▶ **Records for this exercise**
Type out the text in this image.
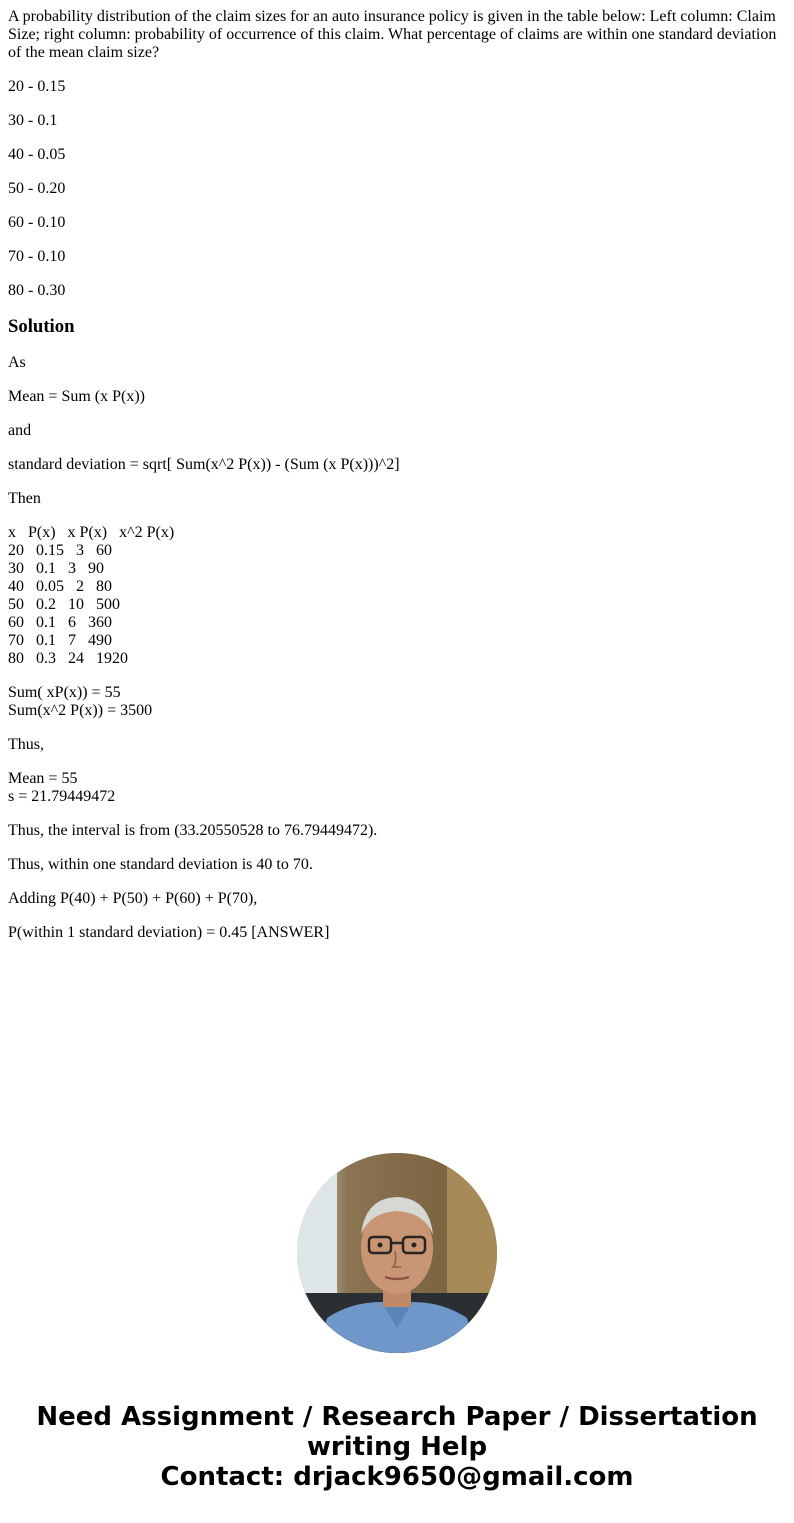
A probability distribution of the claim sizes for an auto insurance policy is given in the table below: Left column: Claim Size; right column: probability of occurrence of this claim. What percentage of claims are within one standard deviation of the mean claim size?

20 - 0.15

30 - 0.1

40 - 0.05

50 - 0.20

60 - 0.10

70 - 0.10

80 - 0.30

Solution

As

Mean = Sum (x P(x))

and

standard deviation = sqrt[ Sum(x^2 P(x)) - (Sum (x P(x)))^2]

Then

x   P(x)   x P(x)   x^2 P(x)
20   0.15   3   60
30   0.1   3   90
40   0.05   2   80
50   0.2   10   500
60   0.1   6   360
70   0.1   7   490
80   0.3   24   1920

Sum( xP(x)) = 55
Sum(x^2 P(x)) = 3500

Thus,

Mean = 55
s = 21.79449472

Thus, the interval is from (33.20550528 to 76.79449472).

Thus, within one standard deviation is 40 to 70.

Adding P(40) + P(50) + P(60) + P(70),

P(within 1 standard deviation) = 0.45 [ANSWER]

Need Assignment / Research Paper / Dissertation
writing Help
Contact: drjack9650@gmail.com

▶ **Your objective**
Return to the listing above and set it down exactly, leaving out its pictures.

▶ **Result for this exercise**
Type out the text in this image.
A probability distribution of the claim sizes for an auto insurance policy is given in the table below: Left column: Claim Size; right column: probability of occurrence of this claim. What percentage of claims are within one standard deviation of the mean claim size?

20 - 0.15

30 - 0.1

40 - 0.05

50 - 0.20

60 - 0.10

70 - 0.10

80 - 0.30

Solution

As

Mean = Sum (x P(x))

and

standard deviation = sqrt[ Sum(x^2 P(x)) - (Sum (x P(x)))^2]

Then

x   P(x)   x P(x)   x^2 P(x)
20   0.15   3   60
30   0.1   3   90
40   0.05   2   80
50   0.2   10   500
60   0.1   6   360
70   0.1   7   490
80   0.3   24   1920

Sum( xP(x)) = 55
Sum(x^2 P(x)) = 3500

Thus,

Mean = 55
s = 21.79449472

Thus, the interval is from (33.20550528 to 76.79449472).

Thus, within one standard deviation is 40 to 70.

Adding P(40) + P(50) + P(60) + P(70),

P(within 1 standard deviation) = 0.45 [ANSWER]

Need Assignment / Research Paper / Dissertation
writing Help
Contact: drjack9650@gmail.com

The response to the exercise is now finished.